What is being asked — Pick out each line below containing "kompetitie".

Start Record set

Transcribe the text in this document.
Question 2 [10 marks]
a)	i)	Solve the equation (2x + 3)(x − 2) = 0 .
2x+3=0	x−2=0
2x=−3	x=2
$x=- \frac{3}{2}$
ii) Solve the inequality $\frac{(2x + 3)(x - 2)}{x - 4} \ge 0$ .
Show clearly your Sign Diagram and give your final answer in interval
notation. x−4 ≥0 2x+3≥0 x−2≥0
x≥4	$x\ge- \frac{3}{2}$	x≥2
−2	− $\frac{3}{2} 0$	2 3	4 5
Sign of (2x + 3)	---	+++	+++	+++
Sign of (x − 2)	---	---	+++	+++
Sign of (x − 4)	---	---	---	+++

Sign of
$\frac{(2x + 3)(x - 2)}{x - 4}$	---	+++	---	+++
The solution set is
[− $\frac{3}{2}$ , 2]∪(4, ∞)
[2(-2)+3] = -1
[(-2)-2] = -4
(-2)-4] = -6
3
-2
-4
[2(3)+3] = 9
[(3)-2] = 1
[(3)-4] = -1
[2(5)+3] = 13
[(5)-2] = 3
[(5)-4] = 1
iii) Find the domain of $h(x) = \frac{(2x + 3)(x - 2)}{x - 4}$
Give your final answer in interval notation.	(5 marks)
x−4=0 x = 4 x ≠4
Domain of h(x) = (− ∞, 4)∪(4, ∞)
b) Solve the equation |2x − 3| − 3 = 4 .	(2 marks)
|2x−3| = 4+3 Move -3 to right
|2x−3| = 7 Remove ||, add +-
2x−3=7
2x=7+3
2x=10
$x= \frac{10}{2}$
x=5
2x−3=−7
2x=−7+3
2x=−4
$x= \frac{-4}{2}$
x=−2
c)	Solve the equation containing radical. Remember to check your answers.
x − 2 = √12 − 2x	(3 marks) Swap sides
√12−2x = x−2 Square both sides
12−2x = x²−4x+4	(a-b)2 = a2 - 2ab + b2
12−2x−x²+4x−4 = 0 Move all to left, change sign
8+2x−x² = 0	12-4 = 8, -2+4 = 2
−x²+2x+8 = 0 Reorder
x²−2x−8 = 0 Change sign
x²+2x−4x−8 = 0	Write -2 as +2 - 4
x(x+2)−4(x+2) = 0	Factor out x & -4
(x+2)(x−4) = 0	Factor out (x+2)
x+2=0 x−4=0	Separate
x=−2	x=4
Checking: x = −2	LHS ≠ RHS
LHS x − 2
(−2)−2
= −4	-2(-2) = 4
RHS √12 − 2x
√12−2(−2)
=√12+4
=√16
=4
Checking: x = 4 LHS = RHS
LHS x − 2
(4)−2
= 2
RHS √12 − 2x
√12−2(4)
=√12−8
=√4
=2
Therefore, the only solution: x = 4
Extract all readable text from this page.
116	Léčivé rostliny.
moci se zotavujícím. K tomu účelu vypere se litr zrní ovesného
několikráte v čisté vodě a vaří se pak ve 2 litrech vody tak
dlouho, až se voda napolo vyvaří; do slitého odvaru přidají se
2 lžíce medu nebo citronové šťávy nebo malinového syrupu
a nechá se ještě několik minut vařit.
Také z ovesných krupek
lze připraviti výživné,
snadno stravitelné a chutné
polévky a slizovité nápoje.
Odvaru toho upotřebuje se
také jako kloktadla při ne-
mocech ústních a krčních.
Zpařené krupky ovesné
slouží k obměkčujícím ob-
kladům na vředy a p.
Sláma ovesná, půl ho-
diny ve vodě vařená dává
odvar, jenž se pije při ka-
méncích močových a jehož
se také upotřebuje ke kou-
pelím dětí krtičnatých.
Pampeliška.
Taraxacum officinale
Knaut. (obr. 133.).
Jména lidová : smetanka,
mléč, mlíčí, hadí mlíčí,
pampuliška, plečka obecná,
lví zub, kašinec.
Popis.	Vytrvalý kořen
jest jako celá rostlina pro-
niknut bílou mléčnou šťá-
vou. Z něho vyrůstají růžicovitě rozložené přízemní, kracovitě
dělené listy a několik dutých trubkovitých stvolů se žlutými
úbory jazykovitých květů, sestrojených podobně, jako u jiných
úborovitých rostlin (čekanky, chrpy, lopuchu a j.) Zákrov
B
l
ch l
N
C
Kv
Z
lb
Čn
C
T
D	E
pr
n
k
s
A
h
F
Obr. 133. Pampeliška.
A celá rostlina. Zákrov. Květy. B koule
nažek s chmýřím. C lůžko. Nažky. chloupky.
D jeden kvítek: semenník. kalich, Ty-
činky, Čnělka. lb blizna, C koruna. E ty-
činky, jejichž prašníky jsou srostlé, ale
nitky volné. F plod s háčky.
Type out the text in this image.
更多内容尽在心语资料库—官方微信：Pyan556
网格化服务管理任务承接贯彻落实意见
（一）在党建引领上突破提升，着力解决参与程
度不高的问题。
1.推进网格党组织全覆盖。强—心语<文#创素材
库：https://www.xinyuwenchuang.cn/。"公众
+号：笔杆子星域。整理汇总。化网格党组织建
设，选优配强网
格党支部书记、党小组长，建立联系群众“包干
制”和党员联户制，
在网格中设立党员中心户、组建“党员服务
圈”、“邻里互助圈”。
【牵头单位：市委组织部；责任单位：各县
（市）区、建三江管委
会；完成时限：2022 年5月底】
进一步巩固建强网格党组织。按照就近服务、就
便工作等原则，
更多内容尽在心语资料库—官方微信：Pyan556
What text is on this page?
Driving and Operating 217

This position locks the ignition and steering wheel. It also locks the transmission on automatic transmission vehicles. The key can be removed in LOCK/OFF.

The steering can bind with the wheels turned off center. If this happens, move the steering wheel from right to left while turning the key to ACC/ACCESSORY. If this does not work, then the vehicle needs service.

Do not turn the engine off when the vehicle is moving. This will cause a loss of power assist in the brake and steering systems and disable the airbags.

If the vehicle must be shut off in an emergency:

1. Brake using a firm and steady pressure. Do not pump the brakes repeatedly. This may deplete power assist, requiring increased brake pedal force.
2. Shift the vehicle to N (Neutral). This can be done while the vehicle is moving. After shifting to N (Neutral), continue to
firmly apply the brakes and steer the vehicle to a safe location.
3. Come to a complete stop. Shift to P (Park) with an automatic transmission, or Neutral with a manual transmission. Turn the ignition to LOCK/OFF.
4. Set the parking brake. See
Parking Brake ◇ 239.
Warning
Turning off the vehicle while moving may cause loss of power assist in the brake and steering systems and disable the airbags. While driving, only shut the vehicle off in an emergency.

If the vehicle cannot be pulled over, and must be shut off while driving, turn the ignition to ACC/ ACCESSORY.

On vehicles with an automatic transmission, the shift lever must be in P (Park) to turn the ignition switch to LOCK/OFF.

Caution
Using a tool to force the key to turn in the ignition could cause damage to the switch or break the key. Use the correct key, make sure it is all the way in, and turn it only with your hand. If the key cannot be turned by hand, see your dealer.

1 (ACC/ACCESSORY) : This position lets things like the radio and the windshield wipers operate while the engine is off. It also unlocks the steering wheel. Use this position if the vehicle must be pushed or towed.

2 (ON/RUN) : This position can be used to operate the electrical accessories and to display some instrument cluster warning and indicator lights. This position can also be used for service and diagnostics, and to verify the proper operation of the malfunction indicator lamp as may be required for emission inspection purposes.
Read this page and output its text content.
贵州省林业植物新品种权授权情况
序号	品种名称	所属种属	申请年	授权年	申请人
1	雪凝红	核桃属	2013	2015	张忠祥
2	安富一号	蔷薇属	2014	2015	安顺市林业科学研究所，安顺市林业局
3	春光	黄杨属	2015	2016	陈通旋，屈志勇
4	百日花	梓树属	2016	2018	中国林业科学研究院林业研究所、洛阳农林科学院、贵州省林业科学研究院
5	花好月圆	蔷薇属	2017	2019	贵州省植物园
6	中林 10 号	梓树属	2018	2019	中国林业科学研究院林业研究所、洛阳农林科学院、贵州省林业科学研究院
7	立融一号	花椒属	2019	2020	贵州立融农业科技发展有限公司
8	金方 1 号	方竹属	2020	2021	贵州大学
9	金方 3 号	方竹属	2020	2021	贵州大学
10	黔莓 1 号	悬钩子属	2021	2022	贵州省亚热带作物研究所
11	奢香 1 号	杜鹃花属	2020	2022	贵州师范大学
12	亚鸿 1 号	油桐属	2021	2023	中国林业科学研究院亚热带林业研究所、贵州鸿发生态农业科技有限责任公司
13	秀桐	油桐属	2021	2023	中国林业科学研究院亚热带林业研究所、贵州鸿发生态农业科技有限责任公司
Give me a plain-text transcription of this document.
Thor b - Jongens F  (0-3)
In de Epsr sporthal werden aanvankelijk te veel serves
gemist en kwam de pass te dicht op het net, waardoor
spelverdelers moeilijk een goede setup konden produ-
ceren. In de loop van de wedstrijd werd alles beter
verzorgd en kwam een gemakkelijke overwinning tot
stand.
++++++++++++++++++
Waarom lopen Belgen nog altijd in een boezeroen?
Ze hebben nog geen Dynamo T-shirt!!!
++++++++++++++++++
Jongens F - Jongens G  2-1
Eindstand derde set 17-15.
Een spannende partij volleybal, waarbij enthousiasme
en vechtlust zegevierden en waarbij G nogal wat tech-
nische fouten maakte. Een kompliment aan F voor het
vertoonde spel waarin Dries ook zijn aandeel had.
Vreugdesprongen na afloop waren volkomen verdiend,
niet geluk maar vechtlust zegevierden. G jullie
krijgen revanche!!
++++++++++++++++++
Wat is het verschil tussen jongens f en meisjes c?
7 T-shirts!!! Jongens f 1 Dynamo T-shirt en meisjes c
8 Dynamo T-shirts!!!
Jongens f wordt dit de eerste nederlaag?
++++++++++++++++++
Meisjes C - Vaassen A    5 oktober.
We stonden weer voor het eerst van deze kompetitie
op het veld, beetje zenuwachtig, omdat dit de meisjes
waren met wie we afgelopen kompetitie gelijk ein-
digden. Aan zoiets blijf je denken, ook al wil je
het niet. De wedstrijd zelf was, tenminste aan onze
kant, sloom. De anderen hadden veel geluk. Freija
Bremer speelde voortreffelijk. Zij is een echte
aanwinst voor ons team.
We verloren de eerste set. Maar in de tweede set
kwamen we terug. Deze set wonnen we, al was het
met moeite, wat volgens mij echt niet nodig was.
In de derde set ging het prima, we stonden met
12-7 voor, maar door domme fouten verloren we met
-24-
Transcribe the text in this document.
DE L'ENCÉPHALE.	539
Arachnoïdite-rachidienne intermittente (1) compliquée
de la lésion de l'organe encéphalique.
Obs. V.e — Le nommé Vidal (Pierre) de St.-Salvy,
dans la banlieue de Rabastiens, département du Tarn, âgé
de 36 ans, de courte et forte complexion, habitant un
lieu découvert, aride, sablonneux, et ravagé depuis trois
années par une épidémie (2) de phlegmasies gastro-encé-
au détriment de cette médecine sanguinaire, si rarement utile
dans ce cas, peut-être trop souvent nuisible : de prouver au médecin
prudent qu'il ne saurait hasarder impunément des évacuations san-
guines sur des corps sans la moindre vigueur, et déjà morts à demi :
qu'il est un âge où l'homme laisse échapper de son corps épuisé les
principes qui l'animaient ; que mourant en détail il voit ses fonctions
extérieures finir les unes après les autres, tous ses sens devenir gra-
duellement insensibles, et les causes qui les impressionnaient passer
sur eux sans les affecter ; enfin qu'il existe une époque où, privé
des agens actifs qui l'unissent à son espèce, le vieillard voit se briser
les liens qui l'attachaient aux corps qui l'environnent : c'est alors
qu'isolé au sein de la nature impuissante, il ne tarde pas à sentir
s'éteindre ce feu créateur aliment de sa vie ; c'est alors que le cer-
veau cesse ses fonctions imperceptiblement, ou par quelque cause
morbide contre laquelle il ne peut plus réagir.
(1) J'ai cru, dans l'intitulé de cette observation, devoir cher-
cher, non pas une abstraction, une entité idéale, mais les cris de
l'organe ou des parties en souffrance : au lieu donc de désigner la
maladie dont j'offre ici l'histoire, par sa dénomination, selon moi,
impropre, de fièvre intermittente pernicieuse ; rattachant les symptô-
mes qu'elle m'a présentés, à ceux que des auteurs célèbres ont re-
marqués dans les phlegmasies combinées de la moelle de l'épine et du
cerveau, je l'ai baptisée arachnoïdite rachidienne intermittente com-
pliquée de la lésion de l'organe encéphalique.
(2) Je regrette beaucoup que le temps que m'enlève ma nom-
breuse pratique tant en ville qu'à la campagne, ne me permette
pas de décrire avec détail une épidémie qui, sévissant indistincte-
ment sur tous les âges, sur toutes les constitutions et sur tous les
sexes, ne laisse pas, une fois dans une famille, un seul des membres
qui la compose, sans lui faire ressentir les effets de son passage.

End Record set

Solution —
We stonden weer voor het eerst van deze kompetitie
waren met wie we afgelopen kompetitie gelijk ein-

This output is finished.